**DIRECTIVE**.
Filter for the word "content" and keep each matching line.

**GIVEN INFORMATION**.
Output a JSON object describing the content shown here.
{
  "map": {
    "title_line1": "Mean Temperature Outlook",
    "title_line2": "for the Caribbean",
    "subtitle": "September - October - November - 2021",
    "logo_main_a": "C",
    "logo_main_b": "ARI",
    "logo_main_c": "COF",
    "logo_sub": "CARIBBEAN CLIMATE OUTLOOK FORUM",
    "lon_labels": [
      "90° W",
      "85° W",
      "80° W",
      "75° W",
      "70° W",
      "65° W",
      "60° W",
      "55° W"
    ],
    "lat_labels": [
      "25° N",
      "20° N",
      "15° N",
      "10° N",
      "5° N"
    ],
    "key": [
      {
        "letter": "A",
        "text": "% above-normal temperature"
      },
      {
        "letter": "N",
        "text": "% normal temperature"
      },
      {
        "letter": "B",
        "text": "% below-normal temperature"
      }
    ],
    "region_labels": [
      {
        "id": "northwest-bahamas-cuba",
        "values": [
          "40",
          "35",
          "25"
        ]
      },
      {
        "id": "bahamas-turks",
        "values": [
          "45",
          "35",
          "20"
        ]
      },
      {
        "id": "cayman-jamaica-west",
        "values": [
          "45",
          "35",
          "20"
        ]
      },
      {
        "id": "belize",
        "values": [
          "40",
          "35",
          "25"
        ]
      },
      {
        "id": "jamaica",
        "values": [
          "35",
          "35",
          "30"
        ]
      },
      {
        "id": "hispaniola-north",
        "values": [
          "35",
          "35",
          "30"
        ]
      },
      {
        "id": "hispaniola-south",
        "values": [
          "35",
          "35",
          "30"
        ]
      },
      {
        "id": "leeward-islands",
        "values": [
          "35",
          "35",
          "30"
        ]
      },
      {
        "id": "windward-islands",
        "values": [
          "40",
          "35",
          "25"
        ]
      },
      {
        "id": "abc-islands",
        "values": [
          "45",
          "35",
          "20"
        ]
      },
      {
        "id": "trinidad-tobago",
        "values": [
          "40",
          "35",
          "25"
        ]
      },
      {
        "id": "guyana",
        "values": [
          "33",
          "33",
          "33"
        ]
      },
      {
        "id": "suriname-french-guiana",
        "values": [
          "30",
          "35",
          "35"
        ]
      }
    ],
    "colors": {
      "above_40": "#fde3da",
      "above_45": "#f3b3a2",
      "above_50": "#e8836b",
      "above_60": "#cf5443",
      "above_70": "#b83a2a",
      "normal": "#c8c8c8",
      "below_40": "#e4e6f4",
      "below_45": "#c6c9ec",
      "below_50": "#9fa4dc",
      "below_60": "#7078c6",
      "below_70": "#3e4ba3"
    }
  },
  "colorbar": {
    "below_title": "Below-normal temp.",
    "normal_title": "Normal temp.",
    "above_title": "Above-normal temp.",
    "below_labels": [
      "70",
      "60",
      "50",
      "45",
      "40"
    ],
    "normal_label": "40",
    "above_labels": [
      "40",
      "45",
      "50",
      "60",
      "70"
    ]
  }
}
...
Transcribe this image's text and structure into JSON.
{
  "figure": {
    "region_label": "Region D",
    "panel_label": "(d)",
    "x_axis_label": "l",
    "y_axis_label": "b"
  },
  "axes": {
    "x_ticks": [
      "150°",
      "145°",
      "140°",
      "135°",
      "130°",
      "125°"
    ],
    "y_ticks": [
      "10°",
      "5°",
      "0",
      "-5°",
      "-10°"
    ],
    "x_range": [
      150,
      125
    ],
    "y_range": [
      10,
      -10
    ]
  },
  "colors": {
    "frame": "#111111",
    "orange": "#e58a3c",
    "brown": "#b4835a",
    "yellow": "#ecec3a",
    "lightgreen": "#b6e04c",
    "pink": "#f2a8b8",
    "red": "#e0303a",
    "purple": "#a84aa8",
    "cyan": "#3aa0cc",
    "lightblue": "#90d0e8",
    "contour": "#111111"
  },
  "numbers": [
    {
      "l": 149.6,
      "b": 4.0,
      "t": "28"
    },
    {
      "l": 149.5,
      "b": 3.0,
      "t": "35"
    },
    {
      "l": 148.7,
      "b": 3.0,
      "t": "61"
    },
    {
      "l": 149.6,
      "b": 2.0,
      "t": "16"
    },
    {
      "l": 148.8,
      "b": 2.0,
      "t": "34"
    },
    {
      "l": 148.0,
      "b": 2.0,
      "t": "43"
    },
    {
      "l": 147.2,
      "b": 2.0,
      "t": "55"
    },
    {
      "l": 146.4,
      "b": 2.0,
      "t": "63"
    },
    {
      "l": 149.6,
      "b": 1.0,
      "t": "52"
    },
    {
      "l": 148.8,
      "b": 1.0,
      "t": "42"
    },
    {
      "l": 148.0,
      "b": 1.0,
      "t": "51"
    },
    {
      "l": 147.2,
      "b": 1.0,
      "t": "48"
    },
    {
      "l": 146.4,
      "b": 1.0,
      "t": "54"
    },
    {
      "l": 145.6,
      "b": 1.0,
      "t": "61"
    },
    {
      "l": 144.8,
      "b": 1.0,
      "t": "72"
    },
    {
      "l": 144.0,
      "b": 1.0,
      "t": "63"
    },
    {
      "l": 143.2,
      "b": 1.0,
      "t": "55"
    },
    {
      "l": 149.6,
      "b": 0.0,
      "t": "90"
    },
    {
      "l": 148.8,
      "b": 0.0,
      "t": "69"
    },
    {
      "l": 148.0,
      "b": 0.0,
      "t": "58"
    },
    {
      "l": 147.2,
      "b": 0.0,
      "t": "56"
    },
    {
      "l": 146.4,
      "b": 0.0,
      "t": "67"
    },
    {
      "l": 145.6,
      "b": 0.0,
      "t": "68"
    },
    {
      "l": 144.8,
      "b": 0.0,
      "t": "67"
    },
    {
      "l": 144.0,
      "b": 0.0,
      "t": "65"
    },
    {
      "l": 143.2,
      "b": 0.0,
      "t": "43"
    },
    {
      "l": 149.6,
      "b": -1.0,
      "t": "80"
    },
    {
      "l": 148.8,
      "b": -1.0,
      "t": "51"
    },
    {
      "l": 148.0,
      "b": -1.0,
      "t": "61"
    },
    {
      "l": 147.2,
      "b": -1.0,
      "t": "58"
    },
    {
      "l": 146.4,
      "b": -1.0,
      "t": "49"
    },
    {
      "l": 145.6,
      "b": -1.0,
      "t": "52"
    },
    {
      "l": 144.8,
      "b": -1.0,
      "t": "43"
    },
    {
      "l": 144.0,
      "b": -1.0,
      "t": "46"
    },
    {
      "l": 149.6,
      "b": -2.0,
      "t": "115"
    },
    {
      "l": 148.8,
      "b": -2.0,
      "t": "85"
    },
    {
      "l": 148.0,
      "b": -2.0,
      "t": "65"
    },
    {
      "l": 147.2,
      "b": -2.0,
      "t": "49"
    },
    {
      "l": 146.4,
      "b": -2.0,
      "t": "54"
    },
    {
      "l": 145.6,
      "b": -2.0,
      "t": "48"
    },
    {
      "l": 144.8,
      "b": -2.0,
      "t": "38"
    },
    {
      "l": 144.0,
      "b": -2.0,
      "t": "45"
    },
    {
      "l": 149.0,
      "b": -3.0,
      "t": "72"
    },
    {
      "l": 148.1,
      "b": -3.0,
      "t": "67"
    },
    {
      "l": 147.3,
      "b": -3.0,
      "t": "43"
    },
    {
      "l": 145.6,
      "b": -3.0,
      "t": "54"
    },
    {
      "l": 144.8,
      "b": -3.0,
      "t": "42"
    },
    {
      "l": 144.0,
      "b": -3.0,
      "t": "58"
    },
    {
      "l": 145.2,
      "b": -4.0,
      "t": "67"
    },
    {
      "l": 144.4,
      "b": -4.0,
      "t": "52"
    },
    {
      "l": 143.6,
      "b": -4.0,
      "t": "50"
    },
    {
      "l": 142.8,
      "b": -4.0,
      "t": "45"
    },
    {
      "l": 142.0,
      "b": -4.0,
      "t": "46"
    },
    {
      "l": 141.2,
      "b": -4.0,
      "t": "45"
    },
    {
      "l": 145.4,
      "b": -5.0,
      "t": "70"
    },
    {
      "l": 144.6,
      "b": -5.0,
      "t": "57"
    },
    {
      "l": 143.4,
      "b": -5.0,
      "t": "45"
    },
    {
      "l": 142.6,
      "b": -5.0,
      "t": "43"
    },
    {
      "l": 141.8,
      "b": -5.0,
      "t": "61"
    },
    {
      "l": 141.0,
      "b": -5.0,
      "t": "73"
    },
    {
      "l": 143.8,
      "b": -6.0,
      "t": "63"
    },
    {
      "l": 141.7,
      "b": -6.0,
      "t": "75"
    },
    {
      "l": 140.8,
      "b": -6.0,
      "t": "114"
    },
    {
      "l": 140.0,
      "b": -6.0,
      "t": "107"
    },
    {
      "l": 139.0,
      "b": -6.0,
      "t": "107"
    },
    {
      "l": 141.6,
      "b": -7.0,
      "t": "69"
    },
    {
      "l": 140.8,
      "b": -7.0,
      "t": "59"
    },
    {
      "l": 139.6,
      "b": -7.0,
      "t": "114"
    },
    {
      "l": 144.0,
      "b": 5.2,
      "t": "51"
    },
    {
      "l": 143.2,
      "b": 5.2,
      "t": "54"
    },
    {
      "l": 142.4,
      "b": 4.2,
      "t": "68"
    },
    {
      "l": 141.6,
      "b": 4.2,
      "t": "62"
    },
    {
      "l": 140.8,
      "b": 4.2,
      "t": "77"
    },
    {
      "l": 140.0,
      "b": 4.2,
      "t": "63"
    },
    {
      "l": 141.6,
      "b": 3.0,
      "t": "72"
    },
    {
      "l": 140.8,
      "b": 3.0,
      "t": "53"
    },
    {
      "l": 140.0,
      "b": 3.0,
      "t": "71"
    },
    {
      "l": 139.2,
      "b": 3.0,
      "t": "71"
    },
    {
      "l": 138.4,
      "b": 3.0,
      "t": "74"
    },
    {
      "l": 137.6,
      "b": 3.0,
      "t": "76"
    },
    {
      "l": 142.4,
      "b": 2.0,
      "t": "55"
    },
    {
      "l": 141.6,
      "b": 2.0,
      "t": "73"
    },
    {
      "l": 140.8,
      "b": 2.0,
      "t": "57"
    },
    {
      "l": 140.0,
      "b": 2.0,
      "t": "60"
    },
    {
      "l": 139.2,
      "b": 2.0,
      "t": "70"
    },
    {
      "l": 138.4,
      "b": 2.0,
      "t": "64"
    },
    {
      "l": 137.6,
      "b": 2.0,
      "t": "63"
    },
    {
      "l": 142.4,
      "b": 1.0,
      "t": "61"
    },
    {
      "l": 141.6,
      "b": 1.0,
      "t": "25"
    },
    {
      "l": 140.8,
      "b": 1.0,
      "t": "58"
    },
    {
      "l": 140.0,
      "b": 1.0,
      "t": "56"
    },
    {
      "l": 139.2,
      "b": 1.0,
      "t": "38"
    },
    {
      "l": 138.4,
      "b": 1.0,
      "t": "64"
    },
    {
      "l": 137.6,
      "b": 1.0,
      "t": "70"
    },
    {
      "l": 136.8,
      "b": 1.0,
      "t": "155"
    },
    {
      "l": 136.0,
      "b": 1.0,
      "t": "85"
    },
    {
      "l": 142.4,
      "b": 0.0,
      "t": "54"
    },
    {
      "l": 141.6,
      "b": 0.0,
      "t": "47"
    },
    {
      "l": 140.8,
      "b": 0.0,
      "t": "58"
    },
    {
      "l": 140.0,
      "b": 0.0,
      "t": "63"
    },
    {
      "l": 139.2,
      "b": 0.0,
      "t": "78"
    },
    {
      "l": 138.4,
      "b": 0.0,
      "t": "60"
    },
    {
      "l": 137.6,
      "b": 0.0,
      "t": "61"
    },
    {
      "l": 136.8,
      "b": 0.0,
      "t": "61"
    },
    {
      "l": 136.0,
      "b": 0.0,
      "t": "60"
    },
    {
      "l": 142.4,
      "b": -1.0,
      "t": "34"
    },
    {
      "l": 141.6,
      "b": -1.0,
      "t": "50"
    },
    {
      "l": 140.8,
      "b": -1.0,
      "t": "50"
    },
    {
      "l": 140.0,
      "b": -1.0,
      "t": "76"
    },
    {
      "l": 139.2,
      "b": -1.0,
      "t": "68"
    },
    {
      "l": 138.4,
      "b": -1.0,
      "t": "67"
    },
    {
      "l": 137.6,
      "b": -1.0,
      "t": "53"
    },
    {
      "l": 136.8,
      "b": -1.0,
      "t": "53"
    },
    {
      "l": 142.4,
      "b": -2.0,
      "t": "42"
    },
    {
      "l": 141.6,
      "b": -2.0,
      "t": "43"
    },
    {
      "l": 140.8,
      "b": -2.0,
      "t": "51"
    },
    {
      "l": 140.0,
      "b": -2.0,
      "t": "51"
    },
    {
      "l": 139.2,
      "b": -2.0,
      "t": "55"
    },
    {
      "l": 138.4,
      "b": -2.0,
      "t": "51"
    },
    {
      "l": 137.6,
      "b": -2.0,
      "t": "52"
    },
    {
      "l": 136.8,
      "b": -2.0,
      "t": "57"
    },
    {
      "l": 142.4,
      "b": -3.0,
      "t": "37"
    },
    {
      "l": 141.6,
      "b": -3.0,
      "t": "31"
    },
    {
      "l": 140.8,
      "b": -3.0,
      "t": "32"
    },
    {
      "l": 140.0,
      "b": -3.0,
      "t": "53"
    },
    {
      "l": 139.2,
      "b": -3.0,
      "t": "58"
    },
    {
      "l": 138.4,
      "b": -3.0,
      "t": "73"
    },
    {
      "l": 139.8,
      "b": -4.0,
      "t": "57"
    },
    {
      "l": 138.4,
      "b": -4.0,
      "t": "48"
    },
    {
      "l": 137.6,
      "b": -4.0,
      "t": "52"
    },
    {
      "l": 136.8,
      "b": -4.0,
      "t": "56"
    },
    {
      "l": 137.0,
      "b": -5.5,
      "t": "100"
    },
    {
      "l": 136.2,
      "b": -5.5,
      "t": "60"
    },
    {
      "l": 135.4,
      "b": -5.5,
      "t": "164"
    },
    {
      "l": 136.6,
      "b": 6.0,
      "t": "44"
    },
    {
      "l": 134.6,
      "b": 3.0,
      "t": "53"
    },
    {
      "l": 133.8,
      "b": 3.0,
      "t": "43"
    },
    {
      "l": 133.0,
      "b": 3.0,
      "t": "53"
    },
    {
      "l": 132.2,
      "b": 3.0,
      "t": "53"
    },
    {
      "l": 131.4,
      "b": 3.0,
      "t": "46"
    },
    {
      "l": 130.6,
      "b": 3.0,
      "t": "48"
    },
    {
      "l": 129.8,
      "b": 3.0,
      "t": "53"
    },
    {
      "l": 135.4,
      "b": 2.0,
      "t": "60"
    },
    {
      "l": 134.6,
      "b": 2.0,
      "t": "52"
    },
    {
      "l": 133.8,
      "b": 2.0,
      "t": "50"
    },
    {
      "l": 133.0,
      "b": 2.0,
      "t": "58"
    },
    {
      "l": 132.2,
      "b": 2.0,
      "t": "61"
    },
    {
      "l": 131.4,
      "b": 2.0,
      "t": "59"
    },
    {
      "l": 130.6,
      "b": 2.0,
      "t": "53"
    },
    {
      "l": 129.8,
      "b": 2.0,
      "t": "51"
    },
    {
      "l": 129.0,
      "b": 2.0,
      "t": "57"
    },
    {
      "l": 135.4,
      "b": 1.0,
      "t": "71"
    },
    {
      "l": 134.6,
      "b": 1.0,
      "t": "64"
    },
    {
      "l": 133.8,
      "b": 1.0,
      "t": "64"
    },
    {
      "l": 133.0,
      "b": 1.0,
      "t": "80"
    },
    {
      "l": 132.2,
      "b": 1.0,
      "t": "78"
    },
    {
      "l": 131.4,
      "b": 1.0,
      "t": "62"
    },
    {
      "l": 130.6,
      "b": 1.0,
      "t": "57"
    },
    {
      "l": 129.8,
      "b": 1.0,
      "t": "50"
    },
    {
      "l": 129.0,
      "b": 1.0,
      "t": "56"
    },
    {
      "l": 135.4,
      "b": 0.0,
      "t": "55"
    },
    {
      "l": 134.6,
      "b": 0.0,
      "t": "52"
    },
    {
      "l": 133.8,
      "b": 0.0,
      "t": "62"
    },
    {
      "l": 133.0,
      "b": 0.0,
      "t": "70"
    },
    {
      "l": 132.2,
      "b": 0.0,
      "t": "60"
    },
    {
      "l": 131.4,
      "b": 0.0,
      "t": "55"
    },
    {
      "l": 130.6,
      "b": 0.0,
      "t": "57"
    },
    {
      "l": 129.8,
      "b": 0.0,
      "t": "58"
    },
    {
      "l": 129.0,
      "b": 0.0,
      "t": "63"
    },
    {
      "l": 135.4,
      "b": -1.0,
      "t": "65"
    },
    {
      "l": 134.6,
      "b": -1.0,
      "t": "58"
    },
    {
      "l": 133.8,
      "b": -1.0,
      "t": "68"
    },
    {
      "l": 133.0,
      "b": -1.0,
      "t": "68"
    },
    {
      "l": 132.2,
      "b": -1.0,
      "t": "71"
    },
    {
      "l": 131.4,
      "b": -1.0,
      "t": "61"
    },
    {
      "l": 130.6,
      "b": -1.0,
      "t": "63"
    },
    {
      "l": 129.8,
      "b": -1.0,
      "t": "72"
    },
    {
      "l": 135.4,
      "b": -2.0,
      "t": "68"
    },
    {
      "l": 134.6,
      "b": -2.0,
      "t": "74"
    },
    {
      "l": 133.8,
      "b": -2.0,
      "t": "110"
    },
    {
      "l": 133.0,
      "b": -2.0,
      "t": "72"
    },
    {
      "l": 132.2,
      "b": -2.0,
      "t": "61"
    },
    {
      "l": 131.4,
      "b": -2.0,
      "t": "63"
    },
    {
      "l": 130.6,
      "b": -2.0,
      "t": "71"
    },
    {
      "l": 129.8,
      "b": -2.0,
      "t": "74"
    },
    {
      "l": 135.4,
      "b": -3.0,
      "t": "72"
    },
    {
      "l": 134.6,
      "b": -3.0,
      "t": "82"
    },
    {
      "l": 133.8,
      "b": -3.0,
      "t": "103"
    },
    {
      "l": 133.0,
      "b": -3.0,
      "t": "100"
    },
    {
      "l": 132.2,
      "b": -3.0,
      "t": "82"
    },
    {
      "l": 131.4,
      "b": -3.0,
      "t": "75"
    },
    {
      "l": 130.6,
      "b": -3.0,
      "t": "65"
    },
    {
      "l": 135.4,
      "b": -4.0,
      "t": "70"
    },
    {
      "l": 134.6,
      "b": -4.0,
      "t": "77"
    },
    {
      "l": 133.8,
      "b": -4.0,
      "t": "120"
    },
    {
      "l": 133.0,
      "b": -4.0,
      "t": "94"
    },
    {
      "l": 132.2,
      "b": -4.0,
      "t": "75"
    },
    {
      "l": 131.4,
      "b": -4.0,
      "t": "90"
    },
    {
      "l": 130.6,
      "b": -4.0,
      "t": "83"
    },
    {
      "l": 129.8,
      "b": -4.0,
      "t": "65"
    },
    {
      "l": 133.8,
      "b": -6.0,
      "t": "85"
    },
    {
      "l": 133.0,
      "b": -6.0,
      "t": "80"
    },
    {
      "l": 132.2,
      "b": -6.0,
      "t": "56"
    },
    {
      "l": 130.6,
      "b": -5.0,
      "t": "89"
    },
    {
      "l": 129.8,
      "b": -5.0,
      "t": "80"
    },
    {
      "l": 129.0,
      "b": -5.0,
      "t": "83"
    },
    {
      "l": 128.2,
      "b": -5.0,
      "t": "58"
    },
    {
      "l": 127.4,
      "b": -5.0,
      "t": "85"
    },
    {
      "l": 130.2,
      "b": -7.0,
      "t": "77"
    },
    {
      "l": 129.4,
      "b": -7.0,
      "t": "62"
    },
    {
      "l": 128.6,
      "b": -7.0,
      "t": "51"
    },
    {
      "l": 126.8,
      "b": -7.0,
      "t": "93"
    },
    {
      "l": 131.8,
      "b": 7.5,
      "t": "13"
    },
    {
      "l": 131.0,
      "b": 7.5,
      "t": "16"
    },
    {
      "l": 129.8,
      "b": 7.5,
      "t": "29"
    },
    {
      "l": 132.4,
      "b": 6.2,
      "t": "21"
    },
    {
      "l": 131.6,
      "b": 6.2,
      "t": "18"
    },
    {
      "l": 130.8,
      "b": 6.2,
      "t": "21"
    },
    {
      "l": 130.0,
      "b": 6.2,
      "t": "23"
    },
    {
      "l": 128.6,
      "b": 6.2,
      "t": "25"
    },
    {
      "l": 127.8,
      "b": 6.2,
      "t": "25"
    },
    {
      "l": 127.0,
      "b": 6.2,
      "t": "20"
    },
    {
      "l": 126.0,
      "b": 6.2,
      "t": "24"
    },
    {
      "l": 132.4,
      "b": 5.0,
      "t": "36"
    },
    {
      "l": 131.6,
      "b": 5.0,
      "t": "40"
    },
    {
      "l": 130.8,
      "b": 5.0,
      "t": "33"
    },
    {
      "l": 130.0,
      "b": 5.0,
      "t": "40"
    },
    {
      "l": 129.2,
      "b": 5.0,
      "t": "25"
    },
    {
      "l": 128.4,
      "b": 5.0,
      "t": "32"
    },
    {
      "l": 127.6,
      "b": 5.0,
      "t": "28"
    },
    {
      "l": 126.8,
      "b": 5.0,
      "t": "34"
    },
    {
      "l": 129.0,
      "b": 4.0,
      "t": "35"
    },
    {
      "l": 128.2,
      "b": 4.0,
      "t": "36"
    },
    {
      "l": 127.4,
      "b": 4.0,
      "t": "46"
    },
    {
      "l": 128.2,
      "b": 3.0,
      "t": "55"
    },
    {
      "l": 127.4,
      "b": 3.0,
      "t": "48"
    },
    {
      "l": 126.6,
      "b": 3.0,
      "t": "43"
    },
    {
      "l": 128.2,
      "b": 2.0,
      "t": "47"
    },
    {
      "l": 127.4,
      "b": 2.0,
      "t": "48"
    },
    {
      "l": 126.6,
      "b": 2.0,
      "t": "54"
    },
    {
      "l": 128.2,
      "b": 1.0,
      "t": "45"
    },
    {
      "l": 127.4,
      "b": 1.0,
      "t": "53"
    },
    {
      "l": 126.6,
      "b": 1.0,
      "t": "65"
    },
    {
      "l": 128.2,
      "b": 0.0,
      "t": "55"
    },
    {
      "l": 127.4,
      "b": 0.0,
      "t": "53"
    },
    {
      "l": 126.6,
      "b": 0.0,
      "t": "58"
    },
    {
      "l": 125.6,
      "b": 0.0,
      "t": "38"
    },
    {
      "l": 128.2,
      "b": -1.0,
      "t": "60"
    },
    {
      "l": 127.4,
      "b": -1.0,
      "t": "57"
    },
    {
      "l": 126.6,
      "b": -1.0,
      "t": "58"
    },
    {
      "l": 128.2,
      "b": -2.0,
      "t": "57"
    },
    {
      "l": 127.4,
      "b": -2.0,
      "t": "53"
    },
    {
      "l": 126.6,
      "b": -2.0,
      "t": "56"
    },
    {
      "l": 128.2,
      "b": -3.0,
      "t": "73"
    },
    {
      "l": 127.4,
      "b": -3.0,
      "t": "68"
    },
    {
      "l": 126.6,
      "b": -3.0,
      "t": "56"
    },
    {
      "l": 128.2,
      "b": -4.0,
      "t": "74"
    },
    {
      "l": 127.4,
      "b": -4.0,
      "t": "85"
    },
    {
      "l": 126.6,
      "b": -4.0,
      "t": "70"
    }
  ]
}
* * *
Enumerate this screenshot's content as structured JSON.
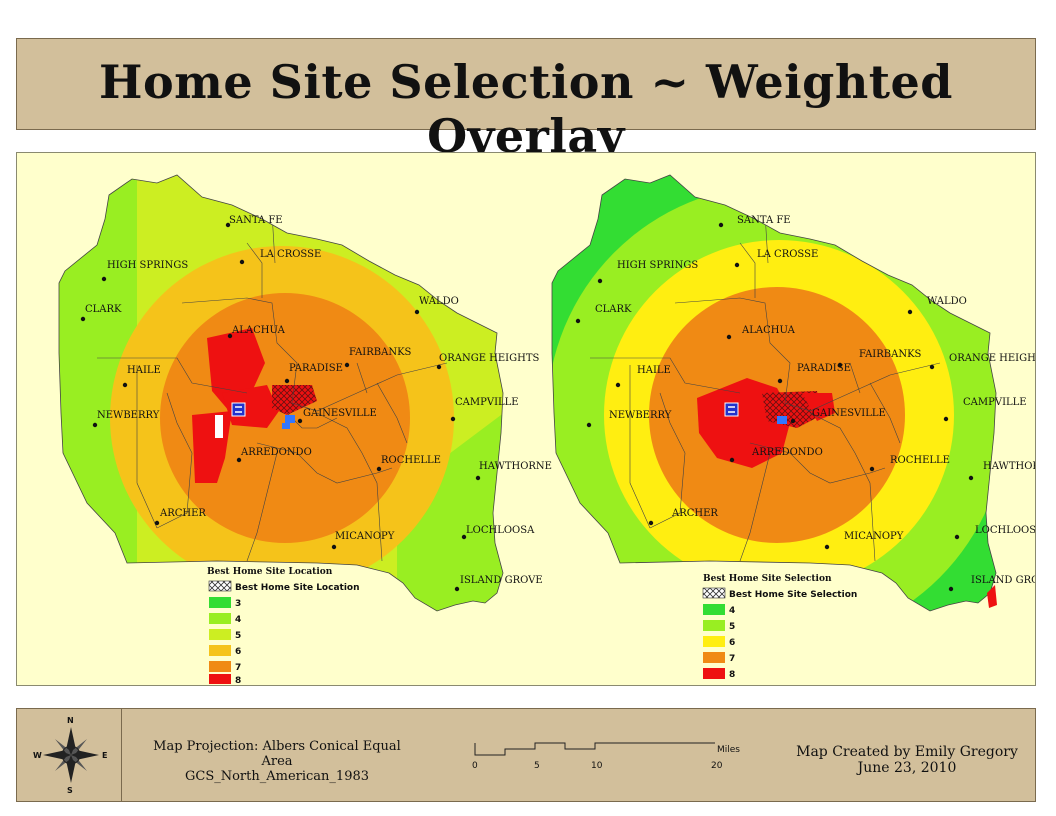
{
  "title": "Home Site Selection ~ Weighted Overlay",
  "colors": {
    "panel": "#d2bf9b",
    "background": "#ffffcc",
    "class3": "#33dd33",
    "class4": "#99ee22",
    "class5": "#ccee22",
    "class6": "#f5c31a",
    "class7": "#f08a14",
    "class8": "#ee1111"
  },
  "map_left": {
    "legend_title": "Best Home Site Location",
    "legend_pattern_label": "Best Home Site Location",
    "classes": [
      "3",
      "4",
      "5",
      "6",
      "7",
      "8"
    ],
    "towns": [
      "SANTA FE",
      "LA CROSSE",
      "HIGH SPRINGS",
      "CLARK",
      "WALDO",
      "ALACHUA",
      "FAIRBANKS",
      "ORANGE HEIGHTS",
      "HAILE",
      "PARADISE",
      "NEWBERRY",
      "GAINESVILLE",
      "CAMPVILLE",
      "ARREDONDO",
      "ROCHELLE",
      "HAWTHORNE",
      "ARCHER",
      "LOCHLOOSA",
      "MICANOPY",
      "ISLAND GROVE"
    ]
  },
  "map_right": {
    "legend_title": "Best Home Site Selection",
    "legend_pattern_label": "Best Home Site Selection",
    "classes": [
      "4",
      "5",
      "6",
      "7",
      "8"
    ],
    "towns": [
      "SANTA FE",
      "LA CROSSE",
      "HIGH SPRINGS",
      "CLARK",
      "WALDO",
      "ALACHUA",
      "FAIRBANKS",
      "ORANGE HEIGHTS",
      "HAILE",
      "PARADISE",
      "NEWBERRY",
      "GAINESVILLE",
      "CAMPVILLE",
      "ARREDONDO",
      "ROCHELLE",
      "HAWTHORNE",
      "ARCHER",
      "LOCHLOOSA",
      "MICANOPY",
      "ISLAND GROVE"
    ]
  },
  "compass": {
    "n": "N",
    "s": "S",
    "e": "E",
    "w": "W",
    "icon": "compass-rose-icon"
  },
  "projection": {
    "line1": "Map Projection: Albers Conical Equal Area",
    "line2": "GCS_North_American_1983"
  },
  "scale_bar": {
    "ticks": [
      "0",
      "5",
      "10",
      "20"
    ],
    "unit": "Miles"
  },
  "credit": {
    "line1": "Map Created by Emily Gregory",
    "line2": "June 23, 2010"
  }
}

**RESPONSE TO THIS TASK**.
Output a JSON object describing the content shown here.
Enumerate this screenshot's content as structured JSON.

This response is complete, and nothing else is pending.